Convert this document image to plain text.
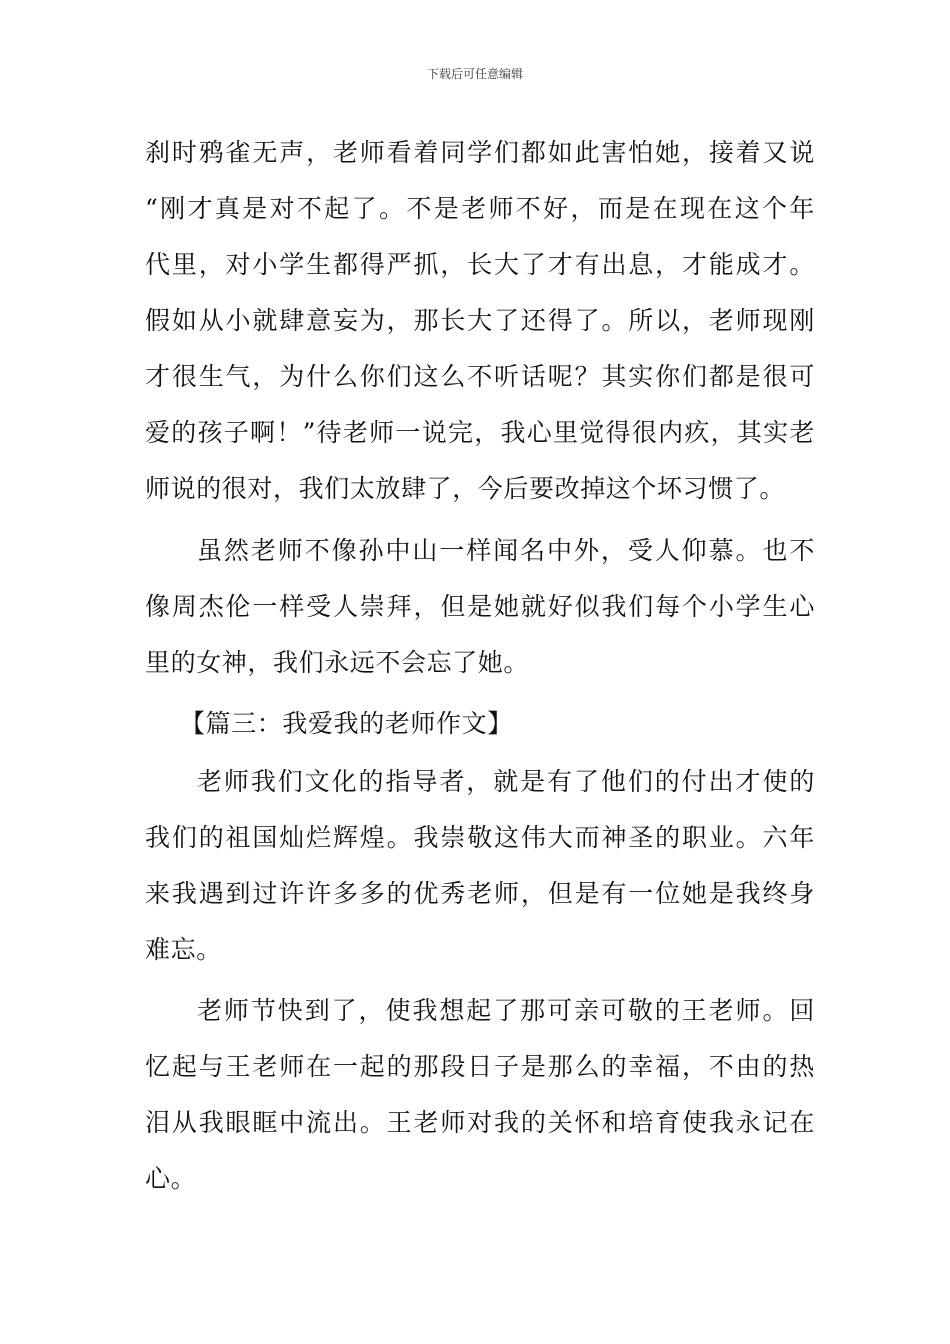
下载后可任意编辑
刹时鸦雀无声，老师看着同学们都如此害怕她，接着又说
“刚才真是对不起了。不是老师不好，而是在现在这个年
代里，对小学生都得严抓，长大了才有出息，才能成才。
假如从小就肆意妄为，那长大了还得了。所以，老师现刚
才很生气，为什么你们这么不听话呢？其实你们都是很可
爱的孩子啊！”待老师一说完，我心里觉得很内疚，其实老
师说的很对，我们太放肆了，今后要改掉这个坏习惯了。
虽然老师不像孙中山一样闻名中外，受人仰慕。也不
像周杰伦一样受人崇拜，但是她就好似我们每个小学生心
里的女神，我们永远不会忘了她。
【篇三：我爱我的老师作文】
老师我们文化的指导者，就是有了他们的付出才使的
我们的祖国灿烂辉煌。我崇敬这伟大而神圣的职业。六年
来我遇到过许许多多的优秀老师，但是有一位她是我终身
难忘。
老师节快到了，使我想起了那可亲可敬的王老师。回
忆起与王老师在一起的那段日子是那么的幸福，不由的热
泪从我眼眶中流出。王老师对我的关怀和培育使我永记在
心。
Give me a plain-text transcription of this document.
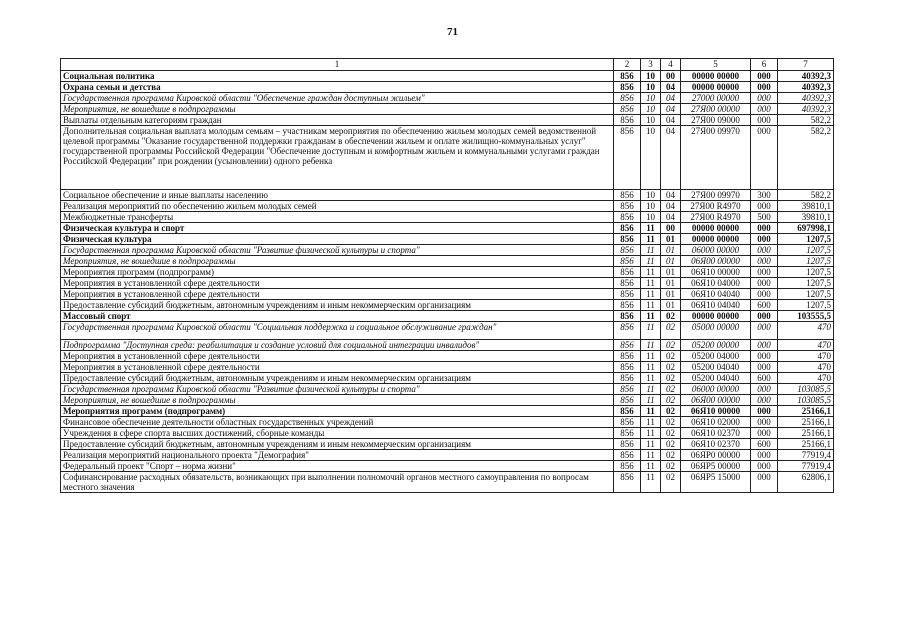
71
1	2	3	4	5	6	7
Социальная политика	856	10	00	00000 00000	000	40392,3
Охрана семьи и детства	856	10	04	00000 00000	000	40392,3
Государственная программа Кировской области "Обеспечение граждан доступным жильем"	856	10	04	27000 00000	000	40392,3
Мероприятия, не вошедшие в подпрограммы	856	10	04	27Я00 00000	000	40392,3
Выплаты отдельным категориям граждан	856	10	04	27Я00 09000	000	582,2
Дополнительная социальная выплата молодым семьям – участникам мероприятия по обеспечению жильем молодых семей ведомственной целевой программы "Оказание государственной поддержки гражданам в обеспечении жильем и оплате жилищно-коммунальных услуг" государственной программы Российской Федерации "Обеспечение доступным и комфортным жильем и коммунальными услугами граждан Российской Федерации" при рождении (усыновлении) одного ребенка	856	10	04	27Я00 09970	000	582,2
Социальное обеспечение и иные выплаты населению	856	10	04	27Я00 09970	300	582,2
Реализация мероприятий по обеспечению жильем молодых семей	856	10	04	27Я00 R4970	000	39810,1
Межбюджетные трансферты	856	10	04	27Я00 R4970	500	39810,1
Физическая культура и спорт	856	11	00	00000 00000	000	697998,1
Физическая культура	856	11	01	00000 00000	000	1207,5
Государственная программа Кировской области "Развитие физической культуры и спорта"	856	11	01	06000 00000	000	1207,5
Мероприятия, не вошедшие в подпрограммы	856	11	01	06Я00 00000	000	1207,5
Мероприятия программ (подпрограмм)	856	11	01	06Я10 00000	000	1207,5
Мероприятия в установленной сфере деятельности	856	11	01	06Я10 04000	000	1207,5
Мероприятия в установленной сфере деятельности	856	11	01	06Я10 04040	000	1207,5
Предоставление субсидий бюджетным, автономным учреждениям и иным некоммерческим организациям	856	11	01	06Я10 04040	600	1207,5
Массовый спорт	856	11	02	00000 00000	000	103555,5
Государственная программа Кировской области "Социальная поддержка и социальное обслуживание граждан"	856	11	02	05000 00000	000	470
Подпрограмма "Доступная среда: реабилитация и создание условий для социальной интеграции инвалидов"	856	11	02	05200 00000	000	470
Мероприятия в установленной сфере деятельности	856	11	02	05200 04000	000	470
Мероприятия в установленной сфере деятельности	856	11	02	05200 04040	000	470
Предоставление субсидий бюджетным, автономным учреждениям и иным некоммерческим организациям	856	11	02	05200 04040	600	470
Государственная программа Кировской области "Развитие физической культуры и спорта"	856	11	02	06000 00000	000	103085,5
Мероприятия, не вошедшие в подпрограммы	856	11	02	06Я00 00000	000	103085,5
Мероприятия программ (подпрограмм)	856	11	02	06Я10 00000	000	25166,1
Финансовое обеспечение деятельности областных государственных учреждений	856	11	02	06Я10 02000	000	25166,1
Учреждения в сфере спорта высших достижений, сборные команды	856	11	02	06Я10 02370	000	25166,1
Предоставление субсидий бюджетным, автономным учреждениям и иным некоммерческим организациям	856	11	02	06Я10 02370	600	25166,1
Реализация мероприятий национального проекта "Демография"	856	11	02	06ЯР0 00000	000	77919,4
Федеральный проект "Спорт – норма жизни"	856	11	02	06ЯР5 00000	000	77919,4
Софинансирование расходных обязательств, возникающих при выполнении полномочий органов местного самоуправления по вопросам местного значения	856	11	02	06ЯР5 15000	000	62806,1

What is required> In the entries above, find lines with "document" and copy each.

Correct answer>
Convert this document image to plain text.
Give me a plain-text transcription of this document.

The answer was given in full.